[What you need to do] Would you return the complete listing below word for word?

[Exercise material]
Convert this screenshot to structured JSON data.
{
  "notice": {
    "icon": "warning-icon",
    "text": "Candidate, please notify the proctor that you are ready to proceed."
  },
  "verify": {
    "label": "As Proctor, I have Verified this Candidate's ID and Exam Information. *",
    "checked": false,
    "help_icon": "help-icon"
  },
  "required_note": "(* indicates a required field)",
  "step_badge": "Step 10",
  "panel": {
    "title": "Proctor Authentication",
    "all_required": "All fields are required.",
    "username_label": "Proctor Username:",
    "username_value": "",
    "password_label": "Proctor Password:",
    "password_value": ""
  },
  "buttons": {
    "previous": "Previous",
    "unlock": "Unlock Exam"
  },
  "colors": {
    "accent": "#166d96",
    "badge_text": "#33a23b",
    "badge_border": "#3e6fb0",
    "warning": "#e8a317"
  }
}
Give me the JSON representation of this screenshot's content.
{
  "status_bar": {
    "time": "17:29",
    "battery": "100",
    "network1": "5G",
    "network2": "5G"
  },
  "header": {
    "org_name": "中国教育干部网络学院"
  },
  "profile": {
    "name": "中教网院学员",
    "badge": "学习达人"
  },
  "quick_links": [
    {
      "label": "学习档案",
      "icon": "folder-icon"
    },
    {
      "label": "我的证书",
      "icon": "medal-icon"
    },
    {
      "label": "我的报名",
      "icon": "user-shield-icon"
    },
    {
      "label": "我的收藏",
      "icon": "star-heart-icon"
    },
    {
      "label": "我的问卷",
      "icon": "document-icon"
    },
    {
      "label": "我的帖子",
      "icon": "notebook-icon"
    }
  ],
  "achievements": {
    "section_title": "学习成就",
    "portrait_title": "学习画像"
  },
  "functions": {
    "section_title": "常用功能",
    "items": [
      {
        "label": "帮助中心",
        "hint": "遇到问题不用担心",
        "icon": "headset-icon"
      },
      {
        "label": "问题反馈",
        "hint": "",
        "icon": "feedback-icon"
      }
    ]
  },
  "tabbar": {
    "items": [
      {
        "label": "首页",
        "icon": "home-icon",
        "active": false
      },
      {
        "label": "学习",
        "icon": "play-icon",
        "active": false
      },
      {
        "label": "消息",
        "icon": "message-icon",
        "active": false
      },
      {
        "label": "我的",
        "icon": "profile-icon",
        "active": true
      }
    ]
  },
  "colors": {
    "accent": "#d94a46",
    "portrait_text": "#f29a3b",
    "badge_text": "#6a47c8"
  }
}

[Worked answer]
Convert this screenshot to structured JSON data.
{
  "notice": {
    "icon": "warning-icon",
    "text": "Candidate, please notify the proctor that you are ready to proceed."
  },
  "verify": {
    "label": "As Proctor, I have Verified this Candidate's ID and Exam Information. *",
    "checked": false,
    "help_icon": "help-icon"
  },
  "required_note": "(* indicates a required field)",
  "step_badge": "Step 10",
  "panel": {
    "title": "Proctor Authentication",
    "all_required": "All fields are required.",
    "username_label": "Proctor Username:",
    "username_value": "",
    "password_label": "Proctor Password:",
    "password_value": ""
  },
  "buttons": {
    "previous": "Previous",
    "unlock": "Unlock Exam"
  },
  "colors": {
    "accent": "#166d96",
    "badge_text": "#33a23b",
    "badge_border": "#3e6fb0",
    "warning": "#e8a317"
  }
}
Give me the JSON representation of this screenshot's content.
{
  "status_bar": {
    "time": "17:29",
    "battery": "100",
    "network1": "5G",
    "network2": "5G"
  },
  "header": {
    "org_name": "中国教育干部网络学院"
  },
  "profile": {
    "name": "中教网院学员",
    "badge": "学习达人"
  },
  "quick_links": [
    {
      "label": "学习档案",
      "icon": "folder-icon"
    },
    {
      "label": "我的证书",
      "icon": "medal-icon"
    },
    {
      "label": "我的报名",
      "icon": "user-shield-icon"
    },
    {
      "label": "我的收藏",
      "icon": "star-heart-icon"
    },
    {
      "label": "我的问卷",
      "icon": "document-icon"
    },
    {
      "label": "我的帖子",
      "icon": "notebook-icon"
    }
  ],
  "achievements": {
    "section_title": "学习成就",
    "portrait_title": "学习画像"
  },
  "functions": {
    "section_title": "常用功能",
    "items": [
      {
        "label": "帮助中心",
        "hint": "遇到问题不用担心",
        "icon": "headset-icon"
      },
      {
        "label": "问题反馈",
        "hint": "",
        "icon": "feedback-icon"
      }
    ]
  },
  "tabbar": {
    "items": [
      {
        "label": "首页",
        "icon": "home-icon",
        "active": false
      },
      {
        "label": "学习",
        "icon": "play-icon",
        "active": false
      },
      {
        "label": "消息",
        "icon": "message-icon",
        "active": false
      },
      {
        "label": "我的",
        "icon": "profile-icon",
        "active": true
      }
    ]
  },
  "colors": {
    "accent": "#d94a46",
    "portrait_text": "#f29a3b",
    "badge_text": "#6a47c8"
  }
}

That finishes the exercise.